**Written exercise:** Only the pictures stay out; every record is to be quoted exactly.

Stored data:
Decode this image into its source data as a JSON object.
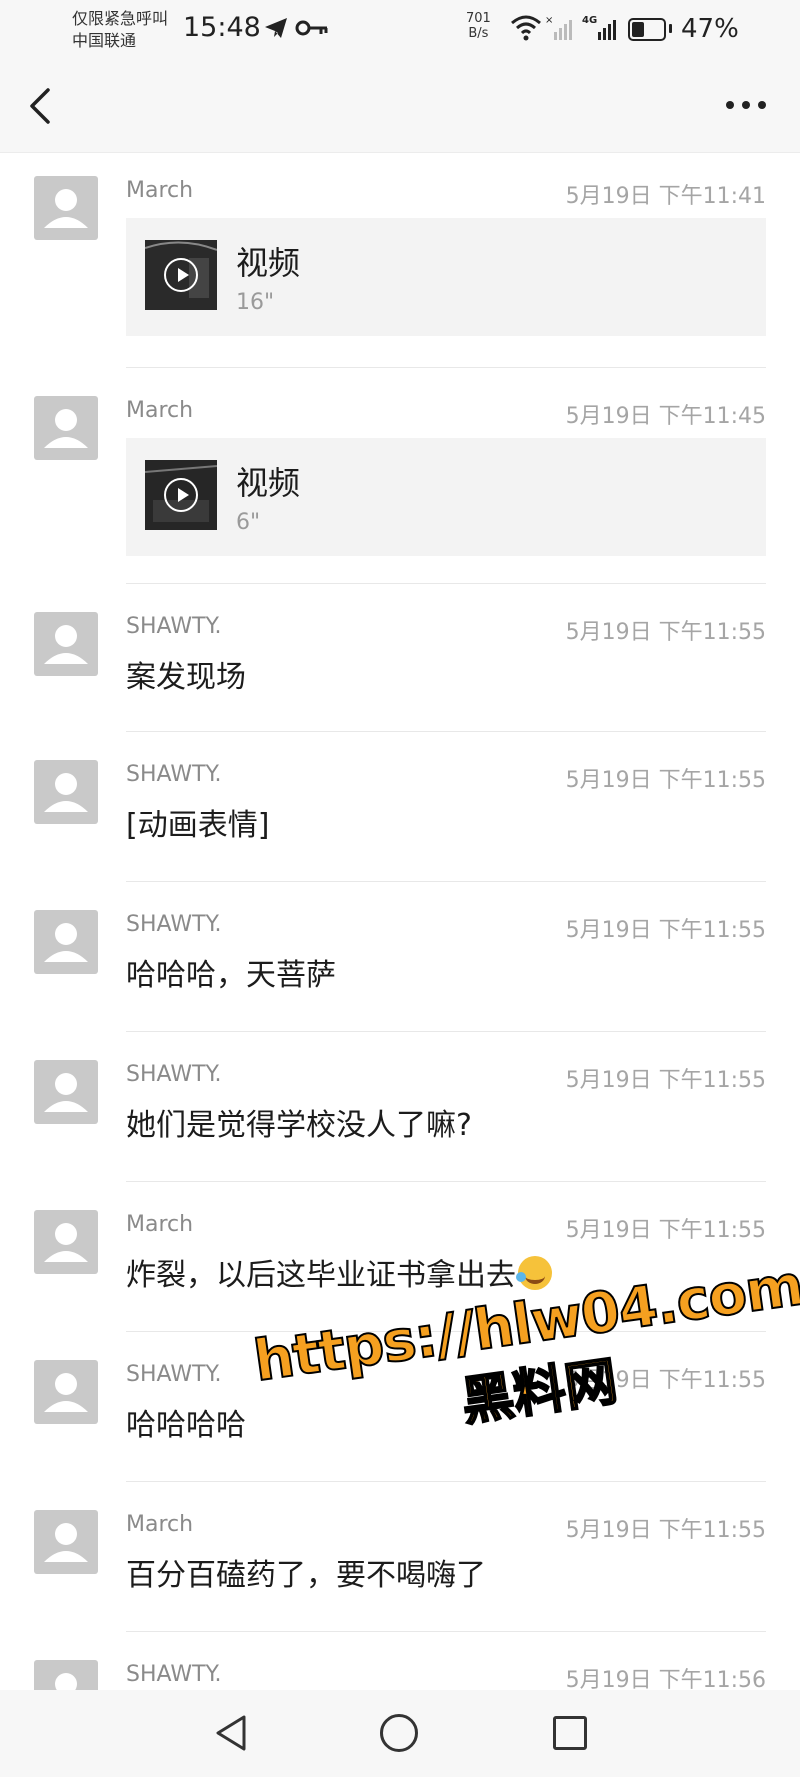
{
  "status_bar": {
    "carrier_line1": "仅限紧急呼叫",
    "carrier_line2": "中国联通",
    "time": "15:48",
    "net_speed_value": "701",
    "net_speed_unit": "B/s",
    "signal_label": "4G",
    "battery_percent": "47%",
    "battery_level": 0.47,
    "icons": [
      "telegram-icon",
      "key-icon",
      "wifi-icon",
      "signal-icon",
      "battery-icon"
    ]
  },
  "header": {
    "back_icon": "back-chevron-icon",
    "more_icon": "more-dots-icon"
  },
  "messages": [
    {
      "sender": "March",
      "time": "5月19日 下午11:41",
      "type": "video",
      "label": "视频",
      "duration": "16\""
    },
    {
      "sender": "March",
      "time": "5月19日 下午11:45",
      "type": "video",
      "label": "视频",
      "duration": "6\""
    },
    {
      "sender": "SHAWTY.",
      "time": "5月19日 下午11:55",
      "type": "text",
      "text": "案发现场"
    },
    {
      "sender": "SHAWTY.",
      "time": "5月19日 下午11:55",
      "type": "text",
      "text": "[动画表情]"
    },
    {
      "sender": "SHAWTY.",
      "time": "5月19日 下午11:55",
      "type": "text",
      "text": "哈哈哈，天菩萨"
    },
    {
      "sender": "SHAWTY.",
      "time": "5月19日 下午11:55",
      "type": "text",
      "text": "她们是觉得学校没人了嘛?"
    },
    {
      "sender": "March",
      "time": "5月19日 下午11:55",
      "type": "text",
      "text": "炸裂，以后这毕业证书拿出去",
      "emoji": "laugh-cry-emoji"
    },
    {
      "sender": "SHAWTY.",
      "time": "5月19日 下午11:55",
      "type": "text",
      "text": "哈哈哈哈"
    },
    {
      "sender": "March",
      "time": "5月19日 下午11:55",
      "type": "text",
      "text": "百分百磕药了，要不喝嗨了"
    },
    {
      "sender": "SHAWTY.",
      "time": "5月19日 下午11:56",
      "type": "text",
      "text": ""
    }
  ],
  "watermark": {
    "url": "https://hlw04.com",
    "name": "黑料网"
  },
  "system_nav": {
    "icons": [
      "nav-back-icon",
      "nav-home-icon",
      "nav-recent-icon"
    ]
  },
  "colors": {
    "watermark_fill": "#f5a020",
    "bar_background": "#f7f7f7",
    "video_card_background": "#f3f3f3"
  }
}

**Expected answer:**
Decode this image into its source data as a JSON object.
{
  "status_bar": {
    "carrier_line1": "仅限紧急呼叫",
    "carrier_line2": "中国联通",
    "time": "15:48",
    "net_speed_value": "701",
    "net_speed_unit": "B/s",
    "signal_label": "4G",
    "battery_percent": "47%",
    "battery_level": 0.47,
    "icons": [
      "telegram-icon",
      "key-icon",
      "wifi-icon",
      "signal-icon",
      "battery-icon"
    ]
  },
  "header": {
    "back_icon": "back-chevron-icon",
    "more_icon": "more-dots-icon"
  },
  "messages": [
    {
      "sender": "March",
      "time": "5月19日 下午11:41",
      "type": "video",
      "label": "视频",
      "duration": "16\""
    },
    {
      "sender": "March",
      "time": "5月19日 下午11:45",
      "type": "video",
      "label": "视频",
      "duration": "6\""
    },
    {
      "sender": "SHAWTY.",
      "time": "5月19日 下午11:55",
      "type": "text",
      "text": "案发现场"
    },
    {
      "sender": "SHAWTY.",
      "time": "5月19日 下午11:55",
      "type": "text",
      "text": "[动画表情]"
    },
    {
      "sender": "SHAWTY.",
      "time": "5月19日 下午11:55",
      "type": "text",
      "text": "哈哈哈，天菩萨"
    },
    {
      "sender": "SHAWTY.",
      "time": "5月19日 下午11:55",
      "type": "text",
      "text": "她们是觉得学校没人了嘛?"
    },
    {
      "sender": "March",
      "time": "5月19日 下午11:55",
      "type": "text",
      "text": "炸裂，以后这毕业证书拿出去",
      "emoji": "laugh-cry-emoji"
    },
    {
      "sender": "SHAWTY.",
      "time": "5月19日 下午11:55",
      "type": "text",
      "text": "哈哈哈哈"
    },
    {
      "sender": "March",
      "time": "5月19日 下午11:55",
      "type": "text",
      "text": "百分百磕药了，要不喝嗨了"
    },
    {
      "sender": "SHAWTY.",
      "time": "5月19日 下午11:56",
      "type": "text",
      "text": ""
    }
  ],
  "watermark": {
    "url": "https://hlw04.com",
    "name": "黑料网"
  },
  "system_nav": {
    "icons": [
      "nav-back-icon",
      "nav-home-icon",
      "nav-recent-icon"
    ]
  },
  "colors": {
    "watermark_fill": "#f5a020",
    "bar_background": "#f7f7f7",
    "video_card_background": "#f3f3f3"
  }
}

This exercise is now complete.